Record excerpts:
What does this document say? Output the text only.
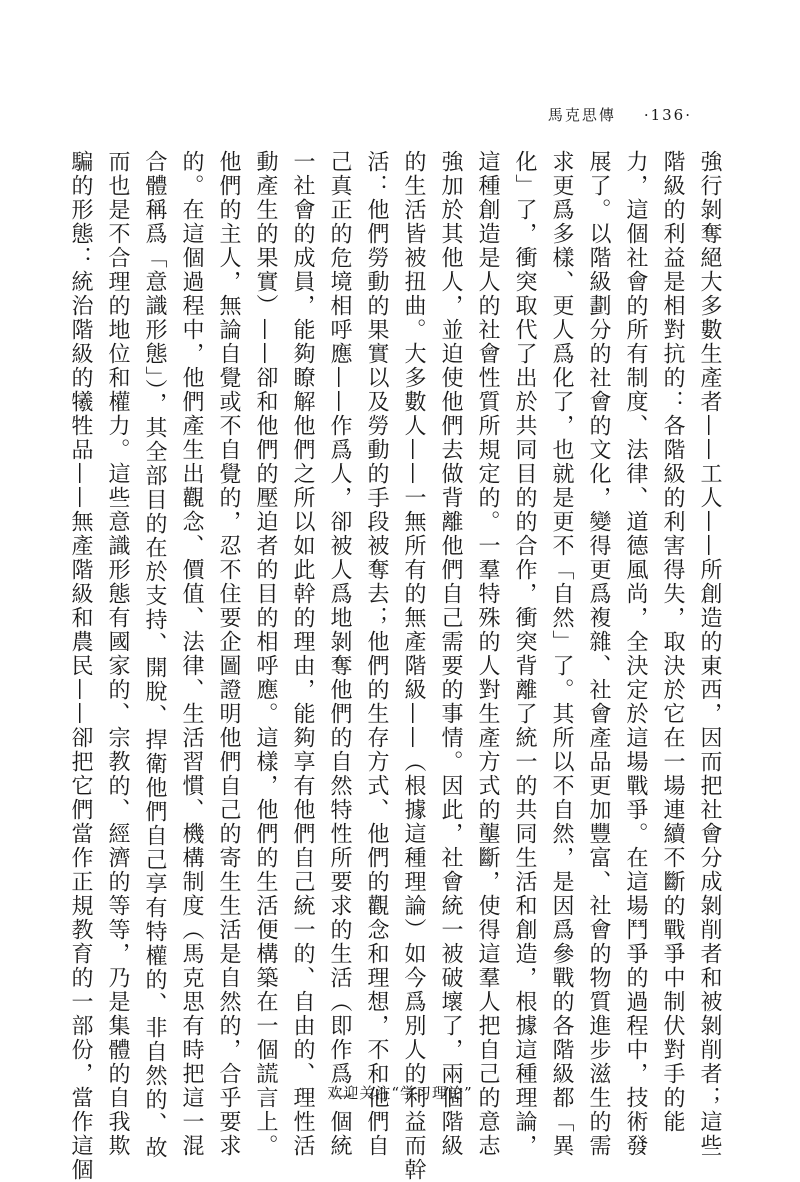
馬克思傳 ·136·
強行剝奪絕大多數生產者——工人——所創造的東西，因而把社會分成剝削者和被剝削者；這些
階級的利益是相對抗的：各階級的利害得失，取決於它在一場連續不斷的戰爭中制伏對手的能
力，這個社會的所有制度、法律、道德風尚，全決定於這場戰爭。在這場鬥爭的過程中，技術發
展了。以階級劃分的社會的文化，變得更爲複雜、社會產品更加豐富、社會的物質進步滋生的需
求更爲多樣、更人爲化了，也就是更不「自然」了。其所以不自然，是因爲參戰的各階級都「異
化」了，衝突取代了出於共同目的的合作，衝突背離了統一的共同生活和創造，根據這種理論，
這種創造是人的社會性質所規定的。一羣特殊的人對生產方式的壟斷，使得這羣人把自己的意志
強加於其他人，並迫使他們去做背離他們自己需要的事情。因此，社會統一被破壞了，兩個階級
的生活皆被扭曲。大多數人——一無所有的無產階級——（根據這種理論）如今爲別人的利益而幹
活：他們勞動的果實以及勞動的手段被奪去；他們的生存方式、他們的觀念和理想，不和他們自
己真正的危境相呼應——作爲人，卻被人爲地剝奪他們的自然特性所要求的生活（即作爲一個統
一社會的成員，能夠瞭解他們之所以如此幹的理由，能夠享有他們自己統一的、自由的、理性活
動產生的果實）——卻和他們的壓迫者的目的相呼應。這樣，他們的生活便構築在一個謊言上。
他們的主人，無論自覺或不自覺的，忍不住要企圖證明他們自己的寄生生活是自然的，合乎要求
的。在這個過程中，他們產生出觀念、價值、法律、生活習慣、機構制度（馬克思有時把這一混
合體稱爲「意識形態」），其全部目的在於支持、開脫、捍衛他們自己享有特權的、非自然的、故
而也是不合理的地位和權力。這些意識形態有國家的、宗教的、經濟的等等，乃是集體的自我欺
騙的形態：統治階級的犧牲品——無產階級和農民——卻把它們當作正規教育的一部份，當作這個	欢迎关注“学习理论”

Your goal: All of the entries above should be duplicated exactly, except for the pictures.

Final result:
What does this document say? Output the text only.
馬克思傳 ·136·
強行剝奪絕大多數生產者——工人——所創造的東西，因而把社會分成剝削者和被剝削者；這些
階級的利益是相對抗的：各階級的利害得失，取決於它在一場連續不斷的戰爭中制伏對手的能
力，這個社會的所有制度、法律、道德風尚，全決定於這場戰爭。在這場鬥爭的過程中，技術發
展了。以階級劃分的社會的文化，變得更爲複雜、社會產品更加豐富、社會的物質進步滋生的需
求更爲多樣、更人爲化了，也就是更不「自然」了。其所以不自然，是因爲參戰的各階級都「異
化」了，衝突取代了出於共同目的的合作，衝突背離了統一的共同生活和創造，根據這種理論，
這種創造是人的社會性質所規定的。一羣特殊的人對生產方式的壟斷，使得這羣人把自己的意志
強加於其他人，並迫使他們去做背離他們自己需要的事情。因此，社會統一被破壞了，兩個階級
的生活皆被扭曲。大多數人——一無所有的無產階級——（根據這種理論）如今爲別人的利益而幹
活：他們勞動的果實以及勞動的手段被奪去；他們的生存方式、他們的觀念和理想，不和他們自
己真正的危境相呼應——作爲人，卻被人爲地剝奪他們的自然特性所要求的生活（即作爲一個統
一社會的成員，能夠瞭解他們之所以如此幹的理由，能夠享有他們自己統一的、自由的、理性活
動產生的果實）——卻和他們的壓迫者的目的相呼應。這樣，他們的生活便構築在一個謊言上。
他們的主人，無論自覺或不自覺的，忍不住要企圖證明他們自己的寄生生活是自然的，合乎要求
的。在這個過程中，他們產生出觀念、價值、法律、生活習慣、機構制度（馬克思有時把這一混
合體稱爲「意識形態」），其全部目的在於支持、開脫、捍衛他們自己享有特權的、非自然的、故
而也是不合理的地位和權力。這些意識形態有國家的、宗教的、經濟的等等，乃是集體的自我欺
騙的形態：統治階級的犧牲品——無產階級和農民——卻把它們當作正規教育的一部份，當作這個	欢迎关注“学习理论”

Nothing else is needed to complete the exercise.